Task to carry out
Reproduce every entry that follows word for word, but omit the images.

#### Material to process

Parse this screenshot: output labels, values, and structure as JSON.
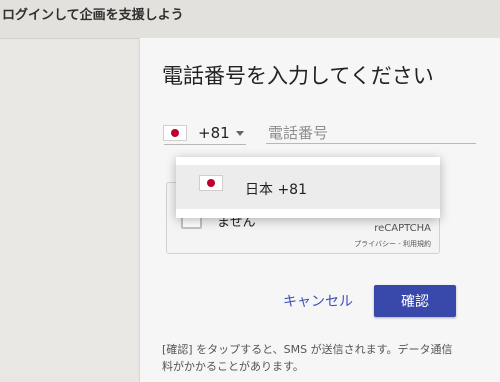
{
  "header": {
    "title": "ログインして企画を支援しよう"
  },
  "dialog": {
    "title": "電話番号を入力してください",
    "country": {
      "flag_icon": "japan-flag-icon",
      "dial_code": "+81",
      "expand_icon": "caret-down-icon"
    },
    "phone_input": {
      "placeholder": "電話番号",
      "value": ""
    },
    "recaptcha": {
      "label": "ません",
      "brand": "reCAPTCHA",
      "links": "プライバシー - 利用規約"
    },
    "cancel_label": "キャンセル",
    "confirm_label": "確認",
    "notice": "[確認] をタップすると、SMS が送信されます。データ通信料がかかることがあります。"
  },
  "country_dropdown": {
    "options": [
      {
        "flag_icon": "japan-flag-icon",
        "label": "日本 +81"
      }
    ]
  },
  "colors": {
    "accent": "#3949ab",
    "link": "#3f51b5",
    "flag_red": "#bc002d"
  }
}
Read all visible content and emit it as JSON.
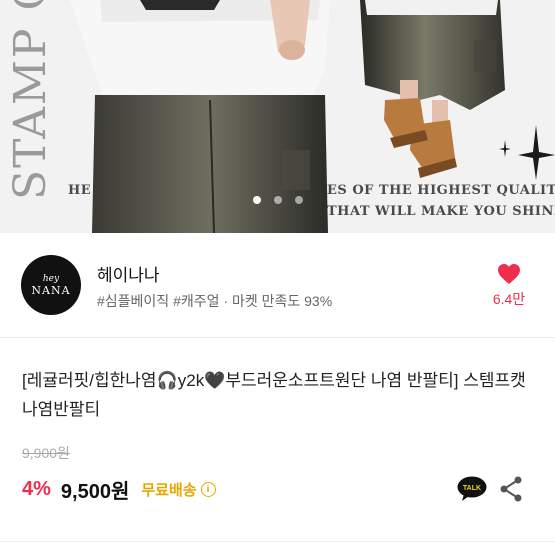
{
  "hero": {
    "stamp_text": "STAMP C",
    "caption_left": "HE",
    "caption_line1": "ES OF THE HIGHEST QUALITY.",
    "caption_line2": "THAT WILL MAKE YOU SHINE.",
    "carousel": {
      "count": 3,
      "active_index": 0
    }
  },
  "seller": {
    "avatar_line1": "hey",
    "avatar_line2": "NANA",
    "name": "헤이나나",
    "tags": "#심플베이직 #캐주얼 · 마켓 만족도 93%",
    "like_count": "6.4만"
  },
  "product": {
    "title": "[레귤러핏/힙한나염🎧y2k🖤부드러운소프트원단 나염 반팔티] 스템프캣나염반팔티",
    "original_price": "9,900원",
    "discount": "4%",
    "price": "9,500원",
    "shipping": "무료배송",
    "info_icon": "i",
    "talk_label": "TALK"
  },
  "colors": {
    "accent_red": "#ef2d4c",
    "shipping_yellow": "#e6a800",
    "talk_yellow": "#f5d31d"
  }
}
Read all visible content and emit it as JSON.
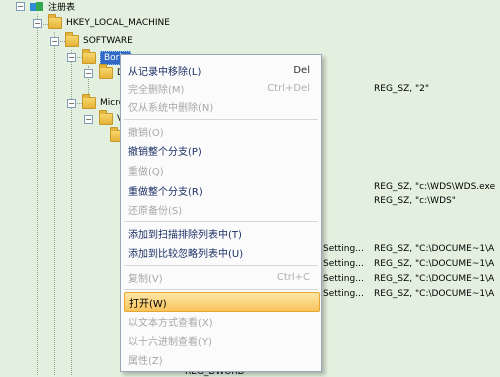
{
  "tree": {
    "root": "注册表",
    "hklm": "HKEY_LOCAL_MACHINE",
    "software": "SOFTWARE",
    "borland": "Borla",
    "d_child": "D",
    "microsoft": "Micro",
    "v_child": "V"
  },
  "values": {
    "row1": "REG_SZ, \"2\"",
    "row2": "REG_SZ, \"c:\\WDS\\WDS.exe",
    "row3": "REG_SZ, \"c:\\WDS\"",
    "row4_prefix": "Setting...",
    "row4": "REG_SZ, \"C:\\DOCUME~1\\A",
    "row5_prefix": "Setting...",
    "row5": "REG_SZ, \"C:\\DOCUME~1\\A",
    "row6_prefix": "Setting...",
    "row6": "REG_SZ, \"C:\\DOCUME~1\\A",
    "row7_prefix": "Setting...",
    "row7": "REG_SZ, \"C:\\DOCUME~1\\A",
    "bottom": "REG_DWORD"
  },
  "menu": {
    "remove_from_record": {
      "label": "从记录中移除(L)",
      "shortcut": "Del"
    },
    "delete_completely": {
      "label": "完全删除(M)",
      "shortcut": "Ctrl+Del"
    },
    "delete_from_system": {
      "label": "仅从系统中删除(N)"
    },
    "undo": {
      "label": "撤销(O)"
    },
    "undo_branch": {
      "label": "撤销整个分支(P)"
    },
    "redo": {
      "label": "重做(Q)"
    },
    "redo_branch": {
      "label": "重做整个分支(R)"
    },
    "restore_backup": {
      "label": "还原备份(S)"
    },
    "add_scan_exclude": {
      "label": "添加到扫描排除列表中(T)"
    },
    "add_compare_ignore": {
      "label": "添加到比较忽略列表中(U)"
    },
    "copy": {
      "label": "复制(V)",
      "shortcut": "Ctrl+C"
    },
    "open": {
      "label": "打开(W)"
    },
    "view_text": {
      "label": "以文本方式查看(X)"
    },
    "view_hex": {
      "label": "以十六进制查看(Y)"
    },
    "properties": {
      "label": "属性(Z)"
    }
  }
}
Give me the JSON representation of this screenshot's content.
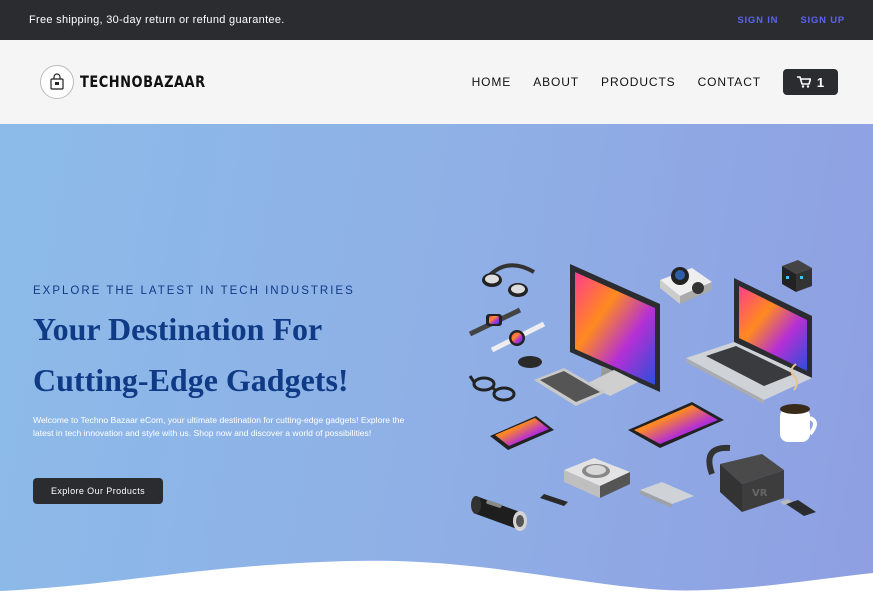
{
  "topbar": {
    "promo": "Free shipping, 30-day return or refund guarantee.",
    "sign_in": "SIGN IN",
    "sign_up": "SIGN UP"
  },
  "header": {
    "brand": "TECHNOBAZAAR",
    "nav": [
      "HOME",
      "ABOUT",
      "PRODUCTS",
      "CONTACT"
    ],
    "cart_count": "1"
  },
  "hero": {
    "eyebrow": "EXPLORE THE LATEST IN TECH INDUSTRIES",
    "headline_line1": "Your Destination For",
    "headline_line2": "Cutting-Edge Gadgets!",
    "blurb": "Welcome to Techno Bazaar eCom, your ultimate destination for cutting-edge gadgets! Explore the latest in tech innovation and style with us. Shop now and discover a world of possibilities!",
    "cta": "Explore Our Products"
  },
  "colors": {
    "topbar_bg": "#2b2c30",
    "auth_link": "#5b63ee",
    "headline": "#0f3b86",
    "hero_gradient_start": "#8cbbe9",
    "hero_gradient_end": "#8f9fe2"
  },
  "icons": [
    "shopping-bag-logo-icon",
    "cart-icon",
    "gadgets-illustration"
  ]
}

########

Task result
Parse this screenshot: output labels, values, and structure as JSON.
{
  "header": {
    "title": "ログインして企画を支援しよう"
  },
  "dialog": {
    "title": "電話番号を入力してください",
    "country": {
      "flag_icon": "japan-flag-icon",
      "dial_code": "+81",
      "expand_icon": "caret-down-icon"
    },
    "phone_input": {
      "placeholder": "電話番号",
      "value": ""
    },
    "recaptcha": {
      "label": "ません",
      "brand": "reCAPTCHA",
      "links": "プライバシー - 利用規約"
    },
    "cancel_label": "キャンセル",
    "confirm_label": "確認",
    "notice": "[確認] をタップすると、SMS が送信されます。データ通信料がかかることがあります。"
  },
  "country_dropdown": {
    "options": [
      {
        "flag_icon": "japan-flag-icon",
        "label": "日本 +81"
      }
    ]
  },
  "colors": {
    "accent": "#3949ab",
    "link": "#3f51b5",
    "flag_red": "#bc002d"
  }
}
Read all visible content and emit it as JSON.
{
  "hero": {
    "stamp_text": "STAMP C",
    "caption_left": "HE",
    "caption_line1": "ES OF THE HIGHEST QUALITY.",
    "caption_line2": "THAT WILL MAKE YOU SHINE.",
    "carousel": {
      "count": 3,
      "active_index": 0
    }
  },
  "seller": {
    "avatar_line1": "hey",
    "avatar_line2": "NANA",
    "name": "헤이나나",
    "tags": "#심플베이직 #캐주얼 · 마켓 만족도 93%",
    "like_count": "6.4만"
  },
  "product": {
    "title": "[레귤러핏/힙한나염🎧y2k🖤부드러운소프트원단 나염 반팔티] 스템프캣나염반팔티",
    "original_price": "9,900원",
    "discount": "4%",
    "price": "9,500원",
    "shipping": "무료배송",
    "info_icon": "i",
    "talk_label": "TALK"
  },
  "colors": {
    "accent_red": "#ef2d4c",
    "shipping_yellow": "#e6a800",
    "talk_yellow": "#f5d31d"
  }
}
Read all visible content and emit it as JSON.
{
  "tree": {
    "root": "注册表",
    "hklm": "HKEY_LOCAL_MACHINE",
    "software": "SOFTWARE",
    "borland": "Borla",
    "d_child": "D",
    "microsoft": "Micro",
    "v_child": "V"
  },
  "values": {
    "row1": "REG_SZ, \"2\"",
    "row2": "REG_SZ, \"c:\\WDS\\WDS.exe",
    "row3": "REG_SZ, \"c:\\WDS\"",
    "row4_prefix": "Setting...",
    "row4": "REG_SZ, \"C:\\DOCUME~1\\A",
    "row5_prefix": "Setting...",
    "row5": "REG_SZ, \"C:\\DOCUME~1\\A",
    "row6_prefix": "Setting...",
    "row6": "REG_SZ, \"C:\\DOCUME~1\\A",
    "row7_prefix": "Setting...",
    "row7": "REG_SZ, \"C:\\DOCUME~1\\A",
    "bottom": "REG_DWORD"
  },
  "menu": {
    "remove_from_record": {
      "label": "从记录中移除(L)",
      "shortcut": "Del"
    },
    "delete_completely": {
      "label": "完全删除(M)",
      "shortcut": "Ctrl+Del"
    },
    "delete_from_system": {
      "label": "仅从系统中删除(N)"
    },
    "undo": {
      "label": "撤销(O)"
    },
    "undo_branch": {
      "label": "撤销整个分支(P)"
    },
    "redo": {
      "label": "重做(Q)"
    },
    "redo_branch": {
      "label": "重做整个分支(R)"
    },
    "restore_backup": {
      "label": "还原备份(S)"
    },
    "add_scan_exclude": {
      "label": "添加到扫描排除列表中(T)"
    },
    "add_compare_ignore": {
      "label": "添加到比较忽略列表中(U)"
    },
    "copy": {
      "label": "复制(V)",
      "shortcut": "Ctrl+C"
    },
    "open": {
      "label": "打开(W)"
    },
    "view_text": {
      "label": "以文本方式查看(X)"
    },
    "view_hex": {
      "label": "以十六进制查看(Y)"
    },
    "properties": {
      "label": "属性(Z)"
    }
  }
}
Give me the JSON representation of this screenshot's content.
{
  "topbar": {
    "promo": "Free shipping, 30-day return or refund guarantee.",
    "sign_in": "SIGN IN",
    "sign_up": "SIGN UP"
  },
  "header": {
    "brand": "TECHNOBAZAAR",
    "nav": [
      "HOME",
      "ABOUT",
      "PRODUCTS",
      "CONTACT"
    ],
    "cart_count": "1"
  },
  "hero": {
    "eyebrow": "EXPLORE THE LATEST IN TECH INDUSTRIES",
    "headline_line1": "Your Destination For",
    "headline_line2": "Cutting-Edge Gadgets!",
    "blurb": "Welcome to Techno Bazaar eCom, your ultimate destination for cutting-edge gadgets! Explore the latest in tech innovation and style with us. Shop now and discover a world of possibilities!",
    "cta": "Explore Our Products"
  },
  "colors": {
    "topbar_bg": "#2b2c30",
    "auth_link": "#5b63ee",
    "headline": "#0f3b86",
    "hero_gradient_start": "#8cbbe9",
    "hero_gradient_end": "#8f9fe2"
  },
  "icons": [
    "shopping-bag-logo-icon",
    "cart-icon",
    "gadgets-illustration"
  ]
}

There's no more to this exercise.